TASK DESCRIPTION: Your task is to transcribe all the entries exactly, excluding pictures.
-- begin DATA SUPPLIED --
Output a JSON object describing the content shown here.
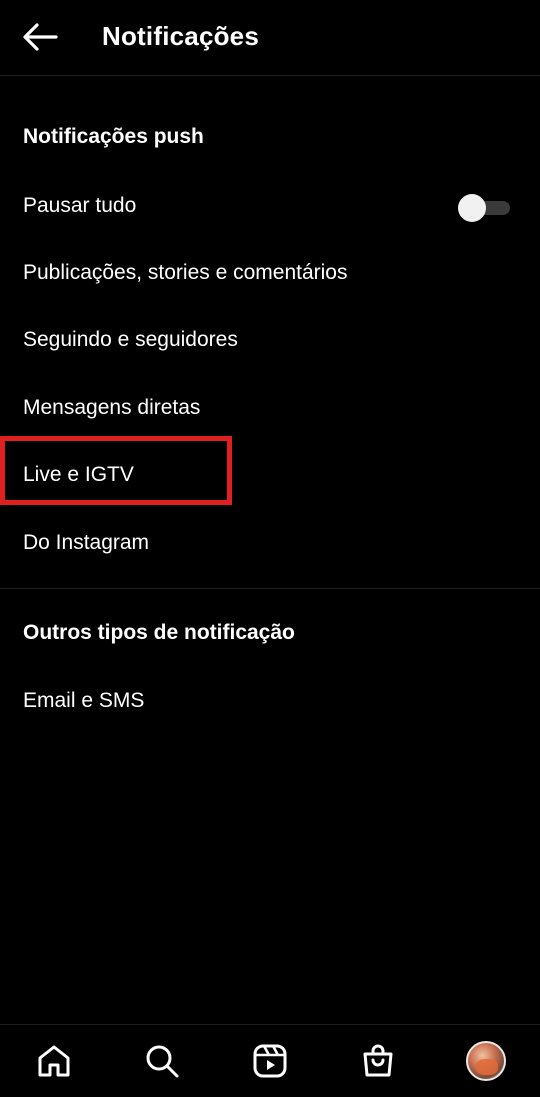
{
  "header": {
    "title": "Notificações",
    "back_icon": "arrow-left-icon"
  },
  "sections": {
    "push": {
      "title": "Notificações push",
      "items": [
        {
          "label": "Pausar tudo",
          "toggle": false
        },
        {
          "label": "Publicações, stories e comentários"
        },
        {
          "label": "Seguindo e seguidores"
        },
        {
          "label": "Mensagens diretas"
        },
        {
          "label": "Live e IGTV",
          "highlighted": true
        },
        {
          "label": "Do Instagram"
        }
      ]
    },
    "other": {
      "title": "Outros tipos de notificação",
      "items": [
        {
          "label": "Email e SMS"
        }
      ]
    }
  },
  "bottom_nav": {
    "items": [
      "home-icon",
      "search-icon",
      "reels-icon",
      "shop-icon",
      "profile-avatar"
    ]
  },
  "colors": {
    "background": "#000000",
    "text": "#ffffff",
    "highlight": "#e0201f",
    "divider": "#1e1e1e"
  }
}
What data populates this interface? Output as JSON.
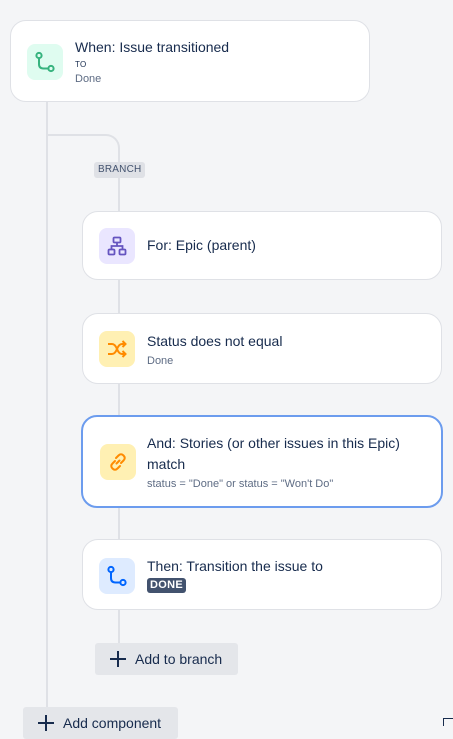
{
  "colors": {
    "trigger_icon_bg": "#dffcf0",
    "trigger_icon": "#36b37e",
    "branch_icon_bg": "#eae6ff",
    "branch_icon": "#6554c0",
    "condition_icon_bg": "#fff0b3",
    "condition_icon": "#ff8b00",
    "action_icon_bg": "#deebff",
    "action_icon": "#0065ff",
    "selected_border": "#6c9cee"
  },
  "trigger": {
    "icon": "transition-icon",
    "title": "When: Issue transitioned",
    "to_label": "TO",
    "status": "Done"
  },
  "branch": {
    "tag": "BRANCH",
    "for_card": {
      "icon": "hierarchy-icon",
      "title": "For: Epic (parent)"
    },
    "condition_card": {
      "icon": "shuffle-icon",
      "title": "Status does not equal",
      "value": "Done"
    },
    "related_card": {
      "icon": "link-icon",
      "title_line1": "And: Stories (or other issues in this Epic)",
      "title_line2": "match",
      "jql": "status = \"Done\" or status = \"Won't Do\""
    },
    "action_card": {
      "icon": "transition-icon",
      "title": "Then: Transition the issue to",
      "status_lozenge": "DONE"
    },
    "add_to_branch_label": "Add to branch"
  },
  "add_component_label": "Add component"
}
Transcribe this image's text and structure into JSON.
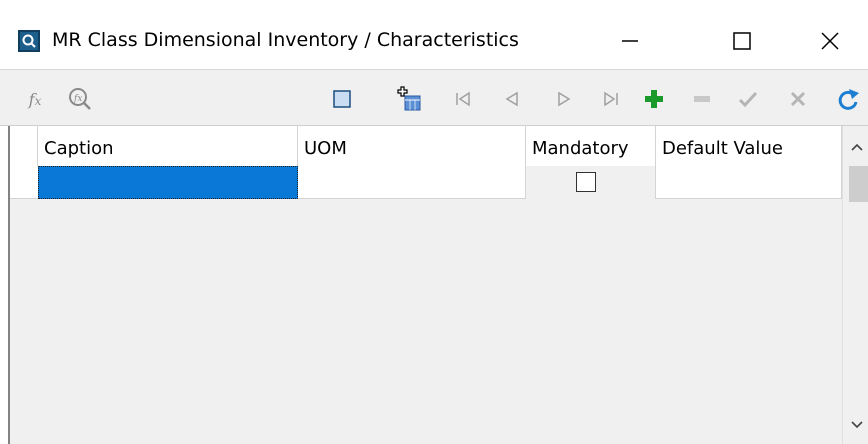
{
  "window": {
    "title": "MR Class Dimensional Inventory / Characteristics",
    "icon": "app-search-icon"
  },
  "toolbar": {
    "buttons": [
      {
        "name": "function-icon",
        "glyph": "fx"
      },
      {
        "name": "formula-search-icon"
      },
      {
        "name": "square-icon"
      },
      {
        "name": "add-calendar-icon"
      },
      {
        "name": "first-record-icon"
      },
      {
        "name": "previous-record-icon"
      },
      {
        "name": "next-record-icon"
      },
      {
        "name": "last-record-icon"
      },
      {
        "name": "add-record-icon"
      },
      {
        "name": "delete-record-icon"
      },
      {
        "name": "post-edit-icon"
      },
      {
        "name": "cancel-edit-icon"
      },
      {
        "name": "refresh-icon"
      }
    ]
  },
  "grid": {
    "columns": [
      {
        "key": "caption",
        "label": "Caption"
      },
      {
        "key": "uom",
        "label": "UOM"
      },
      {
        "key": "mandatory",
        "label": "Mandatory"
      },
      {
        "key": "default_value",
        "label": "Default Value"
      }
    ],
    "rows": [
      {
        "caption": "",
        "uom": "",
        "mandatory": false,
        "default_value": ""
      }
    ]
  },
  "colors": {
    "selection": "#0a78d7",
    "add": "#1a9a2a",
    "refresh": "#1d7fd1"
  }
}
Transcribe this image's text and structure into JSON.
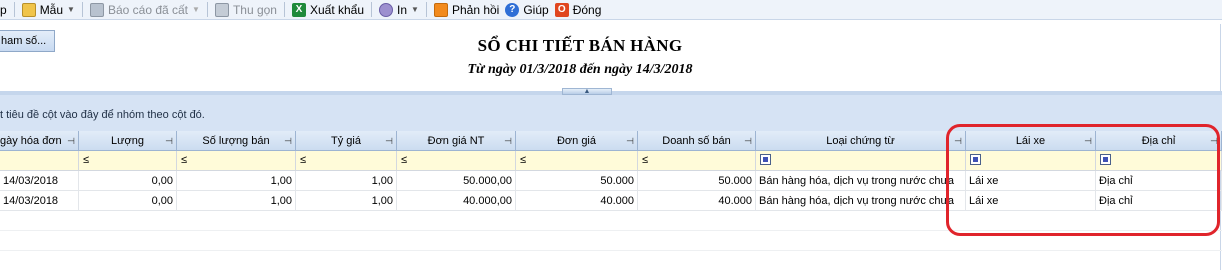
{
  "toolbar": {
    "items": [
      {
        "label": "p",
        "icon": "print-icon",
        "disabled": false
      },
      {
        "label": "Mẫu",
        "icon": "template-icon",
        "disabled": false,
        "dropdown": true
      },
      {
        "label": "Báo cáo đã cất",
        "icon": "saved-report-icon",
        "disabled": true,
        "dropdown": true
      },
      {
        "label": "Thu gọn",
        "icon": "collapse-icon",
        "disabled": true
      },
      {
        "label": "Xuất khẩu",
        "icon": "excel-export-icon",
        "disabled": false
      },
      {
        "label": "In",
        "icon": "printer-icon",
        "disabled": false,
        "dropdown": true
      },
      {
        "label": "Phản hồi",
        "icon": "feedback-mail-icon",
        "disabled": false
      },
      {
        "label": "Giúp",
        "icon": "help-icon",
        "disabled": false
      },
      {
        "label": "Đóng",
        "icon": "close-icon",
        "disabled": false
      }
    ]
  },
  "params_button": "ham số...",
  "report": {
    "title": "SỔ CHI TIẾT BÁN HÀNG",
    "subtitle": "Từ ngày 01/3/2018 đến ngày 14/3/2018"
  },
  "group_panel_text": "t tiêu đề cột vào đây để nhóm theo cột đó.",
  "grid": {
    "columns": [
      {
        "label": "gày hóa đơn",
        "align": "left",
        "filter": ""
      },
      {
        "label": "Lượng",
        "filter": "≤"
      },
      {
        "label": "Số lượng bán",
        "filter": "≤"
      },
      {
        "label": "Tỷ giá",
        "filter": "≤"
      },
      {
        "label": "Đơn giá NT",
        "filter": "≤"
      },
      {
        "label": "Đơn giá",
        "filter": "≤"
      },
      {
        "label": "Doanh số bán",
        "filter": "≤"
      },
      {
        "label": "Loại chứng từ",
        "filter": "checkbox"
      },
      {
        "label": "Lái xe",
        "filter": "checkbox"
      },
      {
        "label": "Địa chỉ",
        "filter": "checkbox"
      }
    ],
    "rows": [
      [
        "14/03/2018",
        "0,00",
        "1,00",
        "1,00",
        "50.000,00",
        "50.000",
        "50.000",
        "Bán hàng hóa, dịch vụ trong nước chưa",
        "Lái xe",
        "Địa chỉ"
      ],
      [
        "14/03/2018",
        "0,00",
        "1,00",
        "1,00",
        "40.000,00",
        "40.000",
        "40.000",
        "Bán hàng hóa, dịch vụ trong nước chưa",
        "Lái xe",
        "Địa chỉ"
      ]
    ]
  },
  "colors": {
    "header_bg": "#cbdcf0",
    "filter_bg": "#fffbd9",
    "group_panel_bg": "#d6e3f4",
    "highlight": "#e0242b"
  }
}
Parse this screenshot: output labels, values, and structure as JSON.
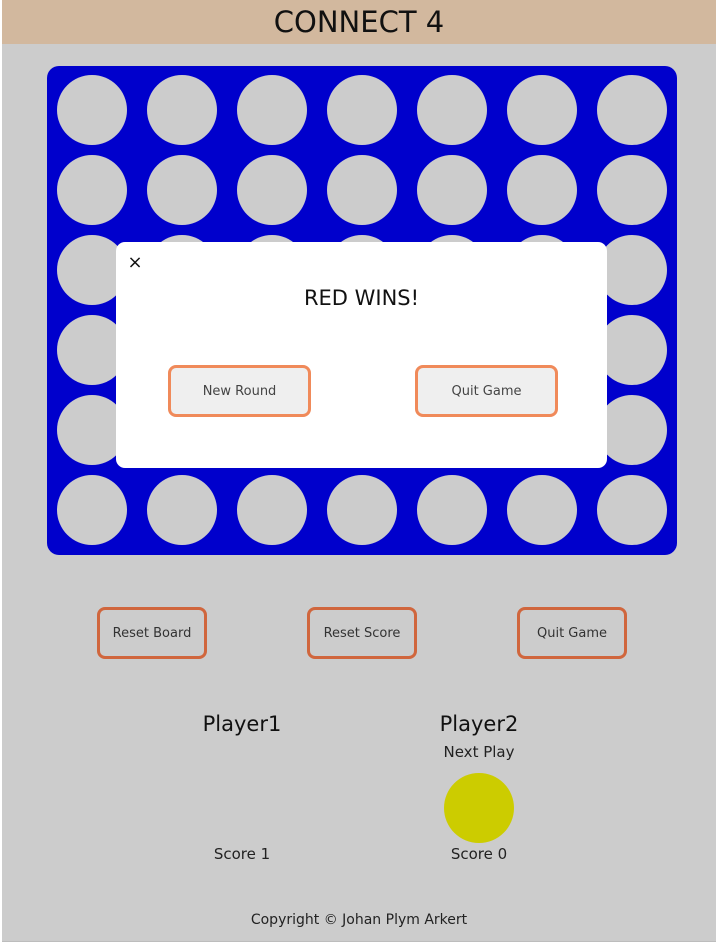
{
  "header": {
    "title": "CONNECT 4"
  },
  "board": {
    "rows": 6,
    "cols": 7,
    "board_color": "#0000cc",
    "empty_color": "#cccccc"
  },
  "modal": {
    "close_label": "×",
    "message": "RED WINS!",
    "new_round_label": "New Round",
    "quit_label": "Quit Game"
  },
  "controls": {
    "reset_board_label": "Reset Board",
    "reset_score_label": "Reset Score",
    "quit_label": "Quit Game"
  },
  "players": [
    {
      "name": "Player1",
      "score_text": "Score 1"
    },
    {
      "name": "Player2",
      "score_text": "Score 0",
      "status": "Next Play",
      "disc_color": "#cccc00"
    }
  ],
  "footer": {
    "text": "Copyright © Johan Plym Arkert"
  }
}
-- end DATA SUPPLIED --
RESPONSE TO THIS TASK:
Output a JSON object describing the content shown here.
{
  "header": {
    "title": "Notificações",
    "back_icon": "arrow-left-icon"
  },
  "sections": {
    "push": {
      "title": "Notificações push",
      "items": [
        {
          "label": "Pausar tudo",
          "toggle": false
        },
        {
          "label": "Publicações, stories e comentários"
        },
        {
          "label": "Seguindo e seguidores"
        },
        {
          "label": "Mensagens diretas"
        },
        {
          "label": "Live e IGTV",
          "highlighted": true
        },
        {
          "label": "Do Instagram"
        }
      ]
    },
    "other": {
      "title": "Outros tipos de notificação",
      "items": [
        {
          "label": "Email e SMS"
        }
      ]
    }
  },
  "bottom_nav": {
    "items": [
      "home-icon",
      "search-icon",
      "reels-icon",
      "shop-icon",
      "profile-avatar"
    ]
  },
  "colors": {
    "background": "#000000",
    "text": "#ffffff",
    "highlight": "#e0201f",
    "divider": "#1e1e1e"
  }
}
What data populates this interface? Output as JSON.
{
  "colors": {
    "trigger_icon_bg": "#dffcf0",
    "trigger_icon": "#36b37e",
    "branch_icon_bg": "#eae6ff",
    "branch_icon": "#6554c0",
    "condition_icon_bg": "#fff0b3",
    "condition_icon": "#ff8b00",
    "action_icon_bg": "#deebff",
    "action_icon": "#0065ff",
    "selected_border": "#6c9cee"
  },
  "trigger": {
    "icon": "transition-icon",
    "title": "When: Issue transitioned",
    "to_label": "TO",
    "status": "Done"
  },
  "branch": {
    "tag": "BRANCH",
    "for_card": {
      "icon": "hierarchy-icon",
      "title": "For: Epic (parent)"
    },
    "condition_card": {
      "icon": "shuffle-icon",
      "title": "Status does not equal",
      "value": "Done"
    },
    "related_card": {
      "icon": "link-icon",
      "title_line1": "And: Stories (or other issues in this Epic)",
      "title_line2": "match",
      "jql": "status = \"Done\" or status = \"Won't Do\""
    },
    "action_card": {
      "icon": "transition-icon",
      "title": "Then: Transition the issue to",
      "status_lozenge": "DONE"
    },
    "add_to_branch_label": "Add to branch"
  },
  "add_component_label": "Add component"
}
Transcribe this image's text and structure into JSON.
{
  "window": {
    "title": "MR Class Dimensional Inventory / Characteristics",
    "icon": "app-search-icon"
  },
  "toolbar": {
    "buttons": [
      {
        "name": "function-icon",
        "glyph": "fx"
      },
      {
        "name": "formula-search-icon"
      },
      {
        "name": "square-icon"
      },
      {
        "name": "add-calendar-icon"
      },
      {
        "name": "first-record-icon"
      },
      {
        "name": "previous-record-icon"
      },
      {
        "name": "next-record-icon"
      },
      {
        "name": "last-record-icon"
      },
      {
        "name": "add-record-icon"
      },
      {
        "name": "delete-record-icon"
      },
      {
        "name": "post-edit-icon"
      },
      {
        "name": "cancel-edit-icon"
      },
      {
        "name": "refresh-icon"
      }
    ]
  },
  "grid": {
    "columns": [
      {
        "key": "caption",
        "label": "Caption"
      },
      {
        "key": "uom",
        "label": "UOM"
      },
      {
        "key": "mandatory",
        "label": "Mandatory"
      },
      {
        "key": "default_value",
        "label": "Default Value"
      }
    ],
    "rows": [
      {
        "caption": "",
        "uom": "",
        "mandatory": false,
        "default_value": ""
      }
    ]
  },
  "colors": {
    "selection": "#0a78d7",
    "add": "#1a9a2a",
    "refresh": "#1d7fd1"
  }
}
Transcribe this image's text and structure into JSON.
{
  "toolbar": {
    "items": [
      {
        "label": "p",
        "icon": "print-icon",
        "disabled": false
      },
      {
        "label": "Mẫu",
        "icon": "template-icon",
        "disabled": false,
        "dropdown": true
      },
      {
        "label": "Báo cáo đã cất",
        "icon": "saved-report-icon",
        "disabled": true,
        "dropdown": true
      },
      {
        "label": "Thu gọn",
        "icon": "collapse-icon",
        "disabled": true
      },
      {
        "label": "Xuất khẩu",
        "icon": "excel-export-icon",
        "disabled": false
      },
      {
        "label": "In",
        "icon": "printer-icon",
        "disabled": false,
        "dropdown": true
      },
      {
        "label": "Phản hồi",
        "icon": "feedback-mail-icon",
        "disabled": false
      },
      {
        "label": "Giúp",
        "icon": "help-icon",
        "disabled": false
      },
      {
        "label": "Đóng",
        "icon": "close-icon",
        "disabled": false
      }
    ]
  },
  "params_button": "ham số...",
  "report": {
    "title": "SỔ CHI TIẾT BÁN HÀNG",
    "subtitle": "Từ ngày 01/3/2018 đến ngày 14/3/2018"
  },
  "group_panel_text": "t tiêu đề cột vào đây để nhóm theo cột đó.",
  "grid": {
    "columns": [
      {
        "label": "gày hóa đơn",
        "align": "left",
        "filter": ""
      },
      {
        "label": "Lượng",
        "filter": "≤"
      },
      {
        "label": "Số lượng bán",
        "filter": "≤"
      },
      {
        "label": "Tỷ giá",
        "filter": "≤"
      },
      {
        "label": "Đơn giá NT",
        "filter": "≤"
      },
      {
        "label": "Đơn giá",
        "filter": "≤"
      },
      {
        "label": "Doanh số bán",
        "filter": "≤"
      },
      {
        "label": "Loại chứng từ",
        "filter": "checkbox"
      },
      {
        "label": "Lái xe",
        "filter": "checkbox"
      },
      {
        "label": "Địa chỉ",
        "filter": "checkbox"
      }
    ],
    "rows": [
      [
        "14/03/2018",
        "0,00",
        "1,00",
        "1,00",
        "50.000,00",
        "50.000",
        "50.000",
        "Bán hàng hóa, dịch vụ trong nước chưa",
        "Lái xe",
        "Địa chỉ"
      ],
      [
        "14/03/2018",
        "0,00",
        "1,00",
        "1,00",
        "40.000,00",
        "40.000",
        "40.000",
        "Bán hàng hóa, dịch vụ trong nước chưa",
        "Lái xe",
        "Địa chỉ"
      ]
    ]
  },
  "colors": {
    "header_bg": "#cbdcf0",
    "filter_bg": "#fffbd9",
    "group_panel_bg": "#d6e3f4",
    "highlight": "#e0242b"
  }
}
Parse this screenshot: output labels, values, and structure as JSON.
{
  "header": {
    "title": "CONNECT 4"
  },
  "board": {
    "rows": 6,
    "cols": 7,
    "board_color": "#0000cc",
    "empty_color": "#cccccc"
  },
  "modal": {
    "close_label": "×",
    "message": "RED WINS!",
    "new_round_label": "New Round",
    "quit_label": "Quit Game"
  },
  "controls": {
    "reset_board_label": "Reset Board",
    "reset_score_label": "Reset Score",
    "quit_label": "Quit Game"
  },
  "players": [
    {
      "name": "Player1",
      "score_text": "Score 1"
    },
    {
      "name": "Player2",
      "score_text": "Score 0",
      "status": "Next Play",
      "disc_color": "#cccc00"
    }
  ],
  "footer": {
    "text": "Copyright © Johan Plym Arkert"
  }
}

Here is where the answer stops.